#### Problem to solve:
Write out all of the data exactly as it appears.

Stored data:
========================================================================

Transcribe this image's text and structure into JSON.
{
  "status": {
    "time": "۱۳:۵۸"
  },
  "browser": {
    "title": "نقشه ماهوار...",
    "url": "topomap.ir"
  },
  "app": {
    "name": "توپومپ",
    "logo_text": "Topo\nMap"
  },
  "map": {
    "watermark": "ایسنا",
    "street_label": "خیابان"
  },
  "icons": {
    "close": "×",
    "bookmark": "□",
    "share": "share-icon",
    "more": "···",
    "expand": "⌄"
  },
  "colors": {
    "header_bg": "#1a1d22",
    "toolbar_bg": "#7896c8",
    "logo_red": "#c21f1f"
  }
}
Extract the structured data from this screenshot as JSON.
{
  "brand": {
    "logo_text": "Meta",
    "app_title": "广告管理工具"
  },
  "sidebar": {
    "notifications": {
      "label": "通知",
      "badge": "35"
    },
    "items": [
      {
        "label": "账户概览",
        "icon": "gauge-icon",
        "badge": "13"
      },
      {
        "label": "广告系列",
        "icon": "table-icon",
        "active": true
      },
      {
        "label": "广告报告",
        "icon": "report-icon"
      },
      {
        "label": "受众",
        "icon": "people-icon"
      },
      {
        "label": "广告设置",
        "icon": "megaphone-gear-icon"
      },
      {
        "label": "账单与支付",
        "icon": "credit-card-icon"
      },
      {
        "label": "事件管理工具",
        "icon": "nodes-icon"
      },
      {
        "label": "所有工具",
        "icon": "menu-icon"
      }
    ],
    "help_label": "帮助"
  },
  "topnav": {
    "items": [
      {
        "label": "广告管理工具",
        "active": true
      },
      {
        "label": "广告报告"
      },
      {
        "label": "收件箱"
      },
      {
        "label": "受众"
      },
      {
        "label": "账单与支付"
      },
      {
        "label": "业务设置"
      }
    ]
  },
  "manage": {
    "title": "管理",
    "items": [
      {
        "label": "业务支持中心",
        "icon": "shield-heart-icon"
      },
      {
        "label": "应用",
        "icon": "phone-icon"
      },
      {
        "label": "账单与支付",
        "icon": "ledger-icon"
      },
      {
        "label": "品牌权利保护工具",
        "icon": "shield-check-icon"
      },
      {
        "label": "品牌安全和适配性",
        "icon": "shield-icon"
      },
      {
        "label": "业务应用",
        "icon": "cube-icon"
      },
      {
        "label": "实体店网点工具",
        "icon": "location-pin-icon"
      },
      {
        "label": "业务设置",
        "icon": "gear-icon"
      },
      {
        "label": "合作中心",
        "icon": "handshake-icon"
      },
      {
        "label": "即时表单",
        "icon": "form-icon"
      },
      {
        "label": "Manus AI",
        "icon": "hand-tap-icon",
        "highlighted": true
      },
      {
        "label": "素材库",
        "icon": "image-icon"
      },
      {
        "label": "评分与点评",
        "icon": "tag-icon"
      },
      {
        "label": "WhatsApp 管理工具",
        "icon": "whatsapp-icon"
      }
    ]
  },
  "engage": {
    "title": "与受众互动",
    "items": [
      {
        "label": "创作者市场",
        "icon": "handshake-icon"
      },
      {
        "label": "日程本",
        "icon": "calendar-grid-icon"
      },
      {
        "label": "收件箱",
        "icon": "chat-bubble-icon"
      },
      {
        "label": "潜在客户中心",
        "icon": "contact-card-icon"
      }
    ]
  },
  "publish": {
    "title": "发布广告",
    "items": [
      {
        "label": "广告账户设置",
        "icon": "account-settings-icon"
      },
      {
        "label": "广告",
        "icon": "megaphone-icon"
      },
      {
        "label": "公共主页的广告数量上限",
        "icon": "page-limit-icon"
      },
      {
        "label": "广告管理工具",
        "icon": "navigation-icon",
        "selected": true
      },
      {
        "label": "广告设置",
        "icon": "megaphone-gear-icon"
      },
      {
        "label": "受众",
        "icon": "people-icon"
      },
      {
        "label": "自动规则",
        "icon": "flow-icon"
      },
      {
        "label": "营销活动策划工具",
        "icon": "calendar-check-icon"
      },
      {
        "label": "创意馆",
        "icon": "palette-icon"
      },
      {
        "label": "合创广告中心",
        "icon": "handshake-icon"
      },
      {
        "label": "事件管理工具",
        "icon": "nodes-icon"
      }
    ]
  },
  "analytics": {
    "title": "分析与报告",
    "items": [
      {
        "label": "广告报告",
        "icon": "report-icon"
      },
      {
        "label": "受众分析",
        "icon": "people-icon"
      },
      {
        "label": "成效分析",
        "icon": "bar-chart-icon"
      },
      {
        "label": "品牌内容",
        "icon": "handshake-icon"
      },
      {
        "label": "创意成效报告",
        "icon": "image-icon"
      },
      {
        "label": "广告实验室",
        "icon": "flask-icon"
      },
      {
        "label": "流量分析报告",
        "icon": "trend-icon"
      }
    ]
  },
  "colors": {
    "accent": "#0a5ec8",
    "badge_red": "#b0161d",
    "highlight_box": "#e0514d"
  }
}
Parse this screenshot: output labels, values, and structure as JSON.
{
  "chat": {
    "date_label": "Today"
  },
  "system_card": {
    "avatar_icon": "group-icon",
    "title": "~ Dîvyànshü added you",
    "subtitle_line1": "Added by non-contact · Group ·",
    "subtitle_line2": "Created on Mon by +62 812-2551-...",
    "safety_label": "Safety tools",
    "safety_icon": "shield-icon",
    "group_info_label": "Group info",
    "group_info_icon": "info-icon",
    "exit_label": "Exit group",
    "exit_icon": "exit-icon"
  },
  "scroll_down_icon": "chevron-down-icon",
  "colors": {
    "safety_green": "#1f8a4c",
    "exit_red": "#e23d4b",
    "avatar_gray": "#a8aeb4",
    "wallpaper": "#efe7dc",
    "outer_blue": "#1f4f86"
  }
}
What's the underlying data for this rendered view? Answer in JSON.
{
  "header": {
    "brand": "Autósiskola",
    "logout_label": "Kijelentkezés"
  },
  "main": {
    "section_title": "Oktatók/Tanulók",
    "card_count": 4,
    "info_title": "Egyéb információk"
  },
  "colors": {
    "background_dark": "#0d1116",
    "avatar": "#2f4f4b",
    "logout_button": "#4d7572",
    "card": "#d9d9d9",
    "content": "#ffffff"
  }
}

========================================================================

#### Final answer:
Transcribe this image's text and structure into JSON.
{
  "status": {
    "time": "۱۳:۵۸"
  },
  "browser": {
    "title": "نقشه ماهوار...",
    "url": "topomap.ir"
  },
  "app": {
    "name": "توپومپ",
    "logo_text": "Topo\nMap"
  },
  "map": {
    "watermark": "ایسنا",
    "street_label": "خیابان"
  },
  "icons": {
    "close": "×",
    "bookmark": "□",
    "share": "share-icon",
    "more": "···",
    "expand": "⌄"
  },
  "colors": {
    "header_bg": "#1a1d22",
    "toolbar_bg": "#7896c8",
    "logo_red": "#c21f1f"
  }
}
Extract the structured data from this screenshot as JSON.
{
  "brand": {
    "logo_text": "Meta",
    "app_title": "广告管理工具"
  },
  "sidebar": {
    "notifications": {
      "label": "通知",
      "badge": "35"
    },
    "items": [
      {
        "label": "账户概览",
        "icon": "gauge-icon",
        "badge": "13"
      },
      {
        "label": "广告系列",
        "icon": "table-icon",
        "active": true
      },
      {
        "label": "广告报告",
        "icon": "report-icon"
      },
      {
        "label": "受众",
        "icon": "people-icon"
      },
      {
        "label": "广告设置",
        "icon": "megaphone-gear-icon"
      },
      {
        "label": "账单与支付",
        "icon": "credit-card-icon"
      },
      {
        "label": "事件管理工具",
        "icon": "nodes-icon"
      },
      {
        "label": "所有工具",
        "icon": "menu-icon"
      }
    ],
    "help_label": "帮助"
  },
  "topnav": {
    "items": [
      {
        "label": "广告管理工具",
        "active": true
      },
      {
        "label": "广告报告"
      },
      {
        "label": "收件箱"
      },
      {
        "label": "受众"
      },
      {
        "label": "账单与支付"
      },
      {
        "label": "业务设置"
      }
    ]
  },
  "manage": {
    "title": "管理",
    "items": [
      {
        "label": "业务支持中心",
        "icon": "shield-heart-icon"
      },
      {
        "label": "应用",
        "icon": "phone-icon"
      },
      {
        "label": "账单与支付",
        "icon": "ledger-icon"
      },
      {
        "label": "品牌权利保护工具",
        "icon": "shield-check-icon"
      },
      {
        "label": "品牌安全和适配性",
        "icon": "shield-icon"
      },
      {
        "label": "业务应用",
        "icon": "cube-icon"
      },
      {
        "label": "实体店网点工具",
        "icon": "location-pin-icon"
      },
      {
        "label": "业务设置",
        "icon": "gear-icon"
      },
      {
        "label": "合作中心",
        "icon": "handshake-icon"
      },
      {
        "label": "即时表单",
        "icon": "form-icon"
      },
      {
        "label": "Manus AI",
        "icon": "hand-tap-icon",
        "highlighted": true
      },
      {
        "label": "素材库",
        "icon": "image-icon"
      },
      {
        "label": "评分与点评",
        "icon": "tag-icon"
      },
      {
        "label": "WhatsApp 管理工具",
        "icon": "whatsapp-icon"
      }
    ]
  },
  "engage": {
    "title": "与受众互动",
    "items": [
      {
        "label": "创作者市场",
        "icon": "handshake-icon"
      },
      {
        "label": "日程本",
        "icon": "calendar-grid-icon"
      },
      {
        "label": "收件箱",
        "icon": "chat-bubble-icon"
      },
      {
        "label": "潜在客户中心",
        "icon": "contact-card-icon"
      }
    ]
  },
  "publish": {
    "title": "发布广告",
    "items": [
      {
        "label": "广告账户设置",
        "icon": "account-settings-icon"
      },
      {
        "label": "广告",
        "icon": "megaphone-icon"
      },
      {
        "label": "公共主页的广告数量上限",
        "icon": "page-limit-icon"
      },
      {
        "label": "广告管理工具",
        "icon": "navigation-icon",
        "selected": true
      },
      {
        "label": "广告设置",
        "icon": "megaphone-gear-icon"
      },
      {
        "label": "受众",
        "icon": "people-icon"
      },
      {
        "label": "自动规则",
        "icon": "flow-icon"
      },
      {
        "label": "营销活动策划工具",
        "icon": "calendar-check-icon"
      },
      {
        "label": "创意馆",
        "icon": "palette-icon"
      },
      {
        "label": "合创广告中心",
        "icon": "handshake-icon"
      },
      {
        "label": "事件管理工具",
        "icon": "nodes-icon"
      }
    ]
  },
  "analytics": {
    "title": "分析与报告",
    "items": [
      {
        "label": "广告报告",
        "icon": "report-icon"
      },
      {
        "label": "受众分析",
        "icon": "people-icon"
      },
      {
        "label": "成效分析",
        "icon": "bar-chart-icon"
      },
      {
        "label": "品牌内容",
        "icon": "handshake-icon"
      },
      {
        "label": "创意成效报告",
        "icon": "image-icon"
      },
      {
        "label": "广告实验室",
        "icon": "flask-icon"
      },
      {
        "label": "流量分析报告",
        "icon": "trend-icon"
      }
    ]
  },
  "colors": {
    "accent": "#0a5ec8",
    "badge_red": "#b0161d",
    "highlight_box": "#e0514d"
  }
}
Parse this screenshot: output labels, values, and structure as JSON.
{
  "chat": {
    "date_label": "Today"
  },
  "system_card": {
    "avatar_icon": "group-icon",
    "title": "~ Dîvyànshü added you",
    "subtitle_line1": "Added by non-contact · Group ·",
    "subtitle_line2": "Created on Mon by +62 812-2551-...",
    "safety_label": "Safety tools",
    "safety_icon": "shield-icon",
    "group_info_label": "Group info",
    "group_info_icon": "info-icon",
    "exit_label": "Exit group",
    "exit_icon": "exit-icon"
  },
  "scroll_down_icon": "chevron-down-icon",
  "colors": {
    "safety_green": "#1f8a4c",
    "exit_red": "#e23d4b",
    "avatar_gray": "#a8aeb4",
    "wallpaper": "#efe7dc",
    "outer_blue": "#1f4f86"
  }
}
What's the underlying data for this rendered view? Answer in JSON.
{
  "header": {
    "brand": "Autósiskola",
    "logout_label": "Kijelentkezés"
  },
  "main": {
    "section_title": "Oktatók/Tanulók",
    "card_count": 4,
    "info_title": "Egyéb információk"
  },
  "colors": {
    "background_dark": "#0d1116",
    "avatar": "#2f4f4b",
    "logout_button": "#4d7572",
    "card": "#d9d9d9",
    "content": "#ffffff"
  }
}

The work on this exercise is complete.